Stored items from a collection
++++++

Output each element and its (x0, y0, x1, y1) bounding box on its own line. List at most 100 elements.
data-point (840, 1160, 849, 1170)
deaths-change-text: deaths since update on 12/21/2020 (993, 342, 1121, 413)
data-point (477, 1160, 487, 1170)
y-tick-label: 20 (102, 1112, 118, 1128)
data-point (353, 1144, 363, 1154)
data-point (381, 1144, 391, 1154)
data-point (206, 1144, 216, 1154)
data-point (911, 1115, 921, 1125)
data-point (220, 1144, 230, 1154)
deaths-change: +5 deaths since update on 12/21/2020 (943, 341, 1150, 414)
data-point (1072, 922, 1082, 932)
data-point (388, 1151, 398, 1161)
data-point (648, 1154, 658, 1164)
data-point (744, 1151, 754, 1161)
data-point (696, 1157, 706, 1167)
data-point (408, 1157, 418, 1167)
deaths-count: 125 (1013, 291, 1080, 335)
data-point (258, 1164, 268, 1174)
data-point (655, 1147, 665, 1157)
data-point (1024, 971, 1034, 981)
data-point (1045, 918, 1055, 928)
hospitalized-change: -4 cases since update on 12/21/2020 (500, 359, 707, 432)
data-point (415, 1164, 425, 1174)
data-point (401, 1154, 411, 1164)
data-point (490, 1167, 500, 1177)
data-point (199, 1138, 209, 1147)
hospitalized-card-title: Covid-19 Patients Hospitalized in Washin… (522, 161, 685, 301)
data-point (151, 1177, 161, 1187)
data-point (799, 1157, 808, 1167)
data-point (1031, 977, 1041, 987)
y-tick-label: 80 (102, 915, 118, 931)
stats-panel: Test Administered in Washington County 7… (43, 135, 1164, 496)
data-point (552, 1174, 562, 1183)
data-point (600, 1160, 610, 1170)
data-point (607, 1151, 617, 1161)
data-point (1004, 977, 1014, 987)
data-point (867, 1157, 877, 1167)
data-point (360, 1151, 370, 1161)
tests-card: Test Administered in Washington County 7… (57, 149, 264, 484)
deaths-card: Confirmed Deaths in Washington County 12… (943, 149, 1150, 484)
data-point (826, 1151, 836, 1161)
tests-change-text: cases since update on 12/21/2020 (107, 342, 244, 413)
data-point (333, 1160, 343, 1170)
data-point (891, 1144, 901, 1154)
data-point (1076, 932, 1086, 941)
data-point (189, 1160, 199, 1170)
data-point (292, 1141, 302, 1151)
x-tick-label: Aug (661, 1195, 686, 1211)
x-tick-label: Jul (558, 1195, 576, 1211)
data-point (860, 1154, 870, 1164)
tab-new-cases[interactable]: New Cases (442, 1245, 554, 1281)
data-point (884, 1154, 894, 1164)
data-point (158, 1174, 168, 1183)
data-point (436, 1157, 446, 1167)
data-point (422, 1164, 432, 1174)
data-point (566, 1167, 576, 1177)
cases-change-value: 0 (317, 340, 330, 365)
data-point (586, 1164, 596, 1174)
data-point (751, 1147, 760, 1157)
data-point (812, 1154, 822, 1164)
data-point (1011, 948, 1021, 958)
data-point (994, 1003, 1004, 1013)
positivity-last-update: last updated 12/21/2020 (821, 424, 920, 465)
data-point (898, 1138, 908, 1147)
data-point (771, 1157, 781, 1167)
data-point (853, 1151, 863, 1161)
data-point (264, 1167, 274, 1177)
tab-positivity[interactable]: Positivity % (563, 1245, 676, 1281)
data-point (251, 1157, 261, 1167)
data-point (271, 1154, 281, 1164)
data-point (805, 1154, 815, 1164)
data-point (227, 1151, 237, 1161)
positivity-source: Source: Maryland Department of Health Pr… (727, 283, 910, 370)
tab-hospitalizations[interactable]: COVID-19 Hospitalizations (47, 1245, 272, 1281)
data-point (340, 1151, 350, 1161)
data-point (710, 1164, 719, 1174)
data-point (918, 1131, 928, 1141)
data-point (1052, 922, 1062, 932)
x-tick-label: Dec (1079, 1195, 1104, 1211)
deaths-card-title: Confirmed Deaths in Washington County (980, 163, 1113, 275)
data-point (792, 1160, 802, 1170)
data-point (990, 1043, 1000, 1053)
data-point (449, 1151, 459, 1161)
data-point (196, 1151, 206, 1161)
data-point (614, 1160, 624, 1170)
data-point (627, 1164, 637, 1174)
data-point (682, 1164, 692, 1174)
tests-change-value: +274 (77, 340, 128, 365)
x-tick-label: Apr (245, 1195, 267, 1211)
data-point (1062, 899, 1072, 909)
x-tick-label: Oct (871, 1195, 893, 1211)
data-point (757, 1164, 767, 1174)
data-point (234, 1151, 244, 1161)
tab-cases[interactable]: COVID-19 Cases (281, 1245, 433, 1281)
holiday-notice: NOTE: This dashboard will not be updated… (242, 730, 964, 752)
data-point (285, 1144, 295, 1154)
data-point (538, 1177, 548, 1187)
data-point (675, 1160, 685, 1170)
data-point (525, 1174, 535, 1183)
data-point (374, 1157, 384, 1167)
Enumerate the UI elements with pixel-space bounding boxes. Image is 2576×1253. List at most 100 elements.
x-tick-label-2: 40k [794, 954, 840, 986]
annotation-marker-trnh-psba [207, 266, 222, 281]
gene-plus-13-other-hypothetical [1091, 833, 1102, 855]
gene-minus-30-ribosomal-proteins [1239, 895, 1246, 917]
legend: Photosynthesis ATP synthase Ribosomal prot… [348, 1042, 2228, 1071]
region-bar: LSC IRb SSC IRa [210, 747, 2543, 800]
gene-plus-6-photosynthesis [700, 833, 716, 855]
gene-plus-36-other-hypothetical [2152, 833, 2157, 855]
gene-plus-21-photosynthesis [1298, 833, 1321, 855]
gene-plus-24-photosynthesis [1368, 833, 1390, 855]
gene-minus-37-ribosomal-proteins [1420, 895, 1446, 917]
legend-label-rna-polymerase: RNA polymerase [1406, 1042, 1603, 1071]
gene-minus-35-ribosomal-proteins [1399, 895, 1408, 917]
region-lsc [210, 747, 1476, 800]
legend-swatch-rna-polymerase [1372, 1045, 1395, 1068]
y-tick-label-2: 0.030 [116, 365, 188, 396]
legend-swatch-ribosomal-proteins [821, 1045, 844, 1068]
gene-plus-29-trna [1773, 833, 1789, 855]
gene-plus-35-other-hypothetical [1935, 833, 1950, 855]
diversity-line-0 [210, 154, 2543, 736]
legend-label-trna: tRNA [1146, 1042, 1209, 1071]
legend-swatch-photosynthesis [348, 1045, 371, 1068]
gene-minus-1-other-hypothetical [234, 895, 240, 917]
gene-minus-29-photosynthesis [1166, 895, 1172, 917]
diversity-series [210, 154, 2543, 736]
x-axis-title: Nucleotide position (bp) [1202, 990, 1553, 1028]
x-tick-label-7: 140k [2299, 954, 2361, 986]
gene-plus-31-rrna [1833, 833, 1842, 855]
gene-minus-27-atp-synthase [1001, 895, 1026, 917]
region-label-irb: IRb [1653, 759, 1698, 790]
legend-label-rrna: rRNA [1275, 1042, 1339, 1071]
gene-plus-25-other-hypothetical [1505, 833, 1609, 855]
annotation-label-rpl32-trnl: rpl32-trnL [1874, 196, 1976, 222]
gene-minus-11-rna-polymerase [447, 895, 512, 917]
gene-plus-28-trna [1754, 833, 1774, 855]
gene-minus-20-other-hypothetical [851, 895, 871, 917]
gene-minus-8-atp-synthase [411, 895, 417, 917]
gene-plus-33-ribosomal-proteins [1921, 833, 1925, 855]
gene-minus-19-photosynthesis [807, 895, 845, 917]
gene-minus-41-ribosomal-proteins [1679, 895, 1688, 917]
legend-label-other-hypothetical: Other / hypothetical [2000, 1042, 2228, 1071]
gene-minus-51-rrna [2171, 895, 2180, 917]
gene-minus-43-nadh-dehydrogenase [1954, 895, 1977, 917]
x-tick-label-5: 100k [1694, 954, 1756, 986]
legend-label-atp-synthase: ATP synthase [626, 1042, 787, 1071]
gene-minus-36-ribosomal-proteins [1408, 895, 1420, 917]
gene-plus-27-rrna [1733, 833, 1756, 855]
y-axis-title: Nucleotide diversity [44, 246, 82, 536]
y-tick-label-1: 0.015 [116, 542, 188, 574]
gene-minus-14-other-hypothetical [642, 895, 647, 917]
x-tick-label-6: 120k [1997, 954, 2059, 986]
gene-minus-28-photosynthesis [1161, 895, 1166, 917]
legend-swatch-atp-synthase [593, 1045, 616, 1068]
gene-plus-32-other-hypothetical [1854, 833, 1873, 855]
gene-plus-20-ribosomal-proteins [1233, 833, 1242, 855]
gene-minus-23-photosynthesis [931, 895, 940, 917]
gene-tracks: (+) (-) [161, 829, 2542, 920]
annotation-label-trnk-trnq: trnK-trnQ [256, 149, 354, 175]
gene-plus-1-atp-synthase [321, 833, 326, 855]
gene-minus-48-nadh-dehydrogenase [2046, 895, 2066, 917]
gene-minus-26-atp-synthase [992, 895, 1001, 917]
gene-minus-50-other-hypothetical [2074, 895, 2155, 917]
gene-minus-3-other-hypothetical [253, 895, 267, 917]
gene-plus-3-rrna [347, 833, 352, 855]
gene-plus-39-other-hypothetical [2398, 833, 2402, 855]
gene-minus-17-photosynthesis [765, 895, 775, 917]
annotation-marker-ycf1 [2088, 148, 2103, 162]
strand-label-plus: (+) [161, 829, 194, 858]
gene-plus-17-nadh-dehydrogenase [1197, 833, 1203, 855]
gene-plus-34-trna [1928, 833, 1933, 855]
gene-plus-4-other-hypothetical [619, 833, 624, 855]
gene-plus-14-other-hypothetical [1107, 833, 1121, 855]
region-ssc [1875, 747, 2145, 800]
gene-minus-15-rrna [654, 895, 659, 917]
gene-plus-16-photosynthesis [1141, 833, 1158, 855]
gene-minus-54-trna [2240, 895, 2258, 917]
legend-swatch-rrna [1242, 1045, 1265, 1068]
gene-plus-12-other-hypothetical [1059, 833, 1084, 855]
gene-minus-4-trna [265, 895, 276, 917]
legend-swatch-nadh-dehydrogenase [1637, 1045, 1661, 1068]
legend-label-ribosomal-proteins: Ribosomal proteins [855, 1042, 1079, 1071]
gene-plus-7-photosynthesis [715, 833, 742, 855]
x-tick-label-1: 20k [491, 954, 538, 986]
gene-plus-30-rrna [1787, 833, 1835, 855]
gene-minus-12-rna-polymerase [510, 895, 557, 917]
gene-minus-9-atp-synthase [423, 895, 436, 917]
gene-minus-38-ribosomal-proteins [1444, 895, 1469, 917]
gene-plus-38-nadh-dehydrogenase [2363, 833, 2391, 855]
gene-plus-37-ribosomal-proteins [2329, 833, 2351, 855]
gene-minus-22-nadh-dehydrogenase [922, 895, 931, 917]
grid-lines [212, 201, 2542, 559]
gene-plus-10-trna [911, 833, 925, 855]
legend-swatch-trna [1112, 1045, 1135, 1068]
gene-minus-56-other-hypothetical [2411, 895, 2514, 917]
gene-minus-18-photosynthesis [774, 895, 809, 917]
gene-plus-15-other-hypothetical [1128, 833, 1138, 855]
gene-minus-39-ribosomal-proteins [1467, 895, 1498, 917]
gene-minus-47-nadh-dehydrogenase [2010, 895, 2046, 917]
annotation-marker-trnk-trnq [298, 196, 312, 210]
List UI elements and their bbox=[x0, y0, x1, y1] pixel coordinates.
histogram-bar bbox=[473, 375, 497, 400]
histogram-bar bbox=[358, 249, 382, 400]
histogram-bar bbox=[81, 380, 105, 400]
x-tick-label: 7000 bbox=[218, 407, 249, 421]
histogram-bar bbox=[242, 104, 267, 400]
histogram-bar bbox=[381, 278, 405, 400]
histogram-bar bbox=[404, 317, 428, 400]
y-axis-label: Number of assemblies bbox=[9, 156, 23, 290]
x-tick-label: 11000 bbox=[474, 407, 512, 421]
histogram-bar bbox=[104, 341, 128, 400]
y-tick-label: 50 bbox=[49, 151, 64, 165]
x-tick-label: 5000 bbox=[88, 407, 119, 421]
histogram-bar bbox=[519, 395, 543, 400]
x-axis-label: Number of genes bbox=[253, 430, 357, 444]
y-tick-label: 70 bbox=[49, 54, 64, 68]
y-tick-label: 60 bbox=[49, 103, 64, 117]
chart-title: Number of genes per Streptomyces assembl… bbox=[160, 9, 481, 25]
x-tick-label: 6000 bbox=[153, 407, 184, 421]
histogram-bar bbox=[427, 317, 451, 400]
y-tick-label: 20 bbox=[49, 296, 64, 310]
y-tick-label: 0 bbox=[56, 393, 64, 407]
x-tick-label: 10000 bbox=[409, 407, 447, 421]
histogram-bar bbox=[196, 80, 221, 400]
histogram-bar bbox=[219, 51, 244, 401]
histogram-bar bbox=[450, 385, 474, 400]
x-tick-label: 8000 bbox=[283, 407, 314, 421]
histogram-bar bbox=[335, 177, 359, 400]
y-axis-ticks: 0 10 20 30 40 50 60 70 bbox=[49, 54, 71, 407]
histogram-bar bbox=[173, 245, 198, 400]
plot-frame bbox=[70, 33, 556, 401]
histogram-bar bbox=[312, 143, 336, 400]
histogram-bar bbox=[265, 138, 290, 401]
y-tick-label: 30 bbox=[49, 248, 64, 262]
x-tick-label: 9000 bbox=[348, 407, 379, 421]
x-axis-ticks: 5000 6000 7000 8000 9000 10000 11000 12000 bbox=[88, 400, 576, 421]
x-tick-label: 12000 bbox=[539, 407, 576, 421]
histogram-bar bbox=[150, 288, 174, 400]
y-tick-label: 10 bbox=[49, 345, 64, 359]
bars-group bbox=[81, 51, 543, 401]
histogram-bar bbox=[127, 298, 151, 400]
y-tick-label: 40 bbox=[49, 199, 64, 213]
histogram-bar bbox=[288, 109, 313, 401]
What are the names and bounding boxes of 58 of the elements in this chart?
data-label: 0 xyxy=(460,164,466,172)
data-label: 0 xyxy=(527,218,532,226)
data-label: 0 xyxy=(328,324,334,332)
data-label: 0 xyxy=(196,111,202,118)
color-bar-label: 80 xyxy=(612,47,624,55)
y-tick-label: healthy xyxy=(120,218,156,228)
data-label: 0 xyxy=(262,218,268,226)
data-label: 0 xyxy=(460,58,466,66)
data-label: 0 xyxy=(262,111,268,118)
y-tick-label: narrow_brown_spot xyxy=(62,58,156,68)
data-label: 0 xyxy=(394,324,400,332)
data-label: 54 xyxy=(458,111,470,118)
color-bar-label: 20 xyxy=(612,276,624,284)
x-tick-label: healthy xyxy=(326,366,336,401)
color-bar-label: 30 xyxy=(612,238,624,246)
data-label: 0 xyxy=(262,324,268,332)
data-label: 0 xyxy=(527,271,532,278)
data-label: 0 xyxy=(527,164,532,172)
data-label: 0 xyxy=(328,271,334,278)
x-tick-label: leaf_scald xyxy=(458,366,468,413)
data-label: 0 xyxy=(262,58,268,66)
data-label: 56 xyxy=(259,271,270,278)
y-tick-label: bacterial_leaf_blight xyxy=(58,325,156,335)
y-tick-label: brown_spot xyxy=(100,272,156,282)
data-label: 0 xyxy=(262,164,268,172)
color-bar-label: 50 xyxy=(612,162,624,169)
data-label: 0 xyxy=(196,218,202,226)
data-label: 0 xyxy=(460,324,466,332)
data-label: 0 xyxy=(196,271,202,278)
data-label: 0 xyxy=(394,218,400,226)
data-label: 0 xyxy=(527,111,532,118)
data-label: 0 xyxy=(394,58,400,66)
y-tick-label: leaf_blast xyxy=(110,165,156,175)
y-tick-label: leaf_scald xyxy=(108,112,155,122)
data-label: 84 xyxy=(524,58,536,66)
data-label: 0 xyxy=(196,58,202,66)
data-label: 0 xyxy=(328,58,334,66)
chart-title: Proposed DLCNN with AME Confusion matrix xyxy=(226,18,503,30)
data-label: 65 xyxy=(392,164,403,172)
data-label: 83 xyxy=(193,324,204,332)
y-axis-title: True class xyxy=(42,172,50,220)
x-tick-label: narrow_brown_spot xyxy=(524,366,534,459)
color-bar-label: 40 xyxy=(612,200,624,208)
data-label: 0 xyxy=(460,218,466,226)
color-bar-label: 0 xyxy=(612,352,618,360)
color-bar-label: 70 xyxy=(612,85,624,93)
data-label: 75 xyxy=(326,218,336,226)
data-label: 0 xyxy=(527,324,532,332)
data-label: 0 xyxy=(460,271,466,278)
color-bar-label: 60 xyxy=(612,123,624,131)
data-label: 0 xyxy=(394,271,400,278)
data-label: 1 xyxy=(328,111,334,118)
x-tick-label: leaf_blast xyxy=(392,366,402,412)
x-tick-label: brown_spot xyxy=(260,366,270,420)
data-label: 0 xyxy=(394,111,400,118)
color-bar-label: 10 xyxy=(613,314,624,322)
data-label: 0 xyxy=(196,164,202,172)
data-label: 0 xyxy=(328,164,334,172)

++++++

-- About this exercise --
From the entries above, copy out every line where the string "bounding" appears.

-- Response box --
Output each element and its (x0, y0, x1, y1) bounding box on its own line. List at most 100 elements.
Enumerate the UI elements with pixel-space bounding boxes. Image is 2576×1253. List at most 100 elements.
What are the names and bounding boxes of 58 of the elements in this chart?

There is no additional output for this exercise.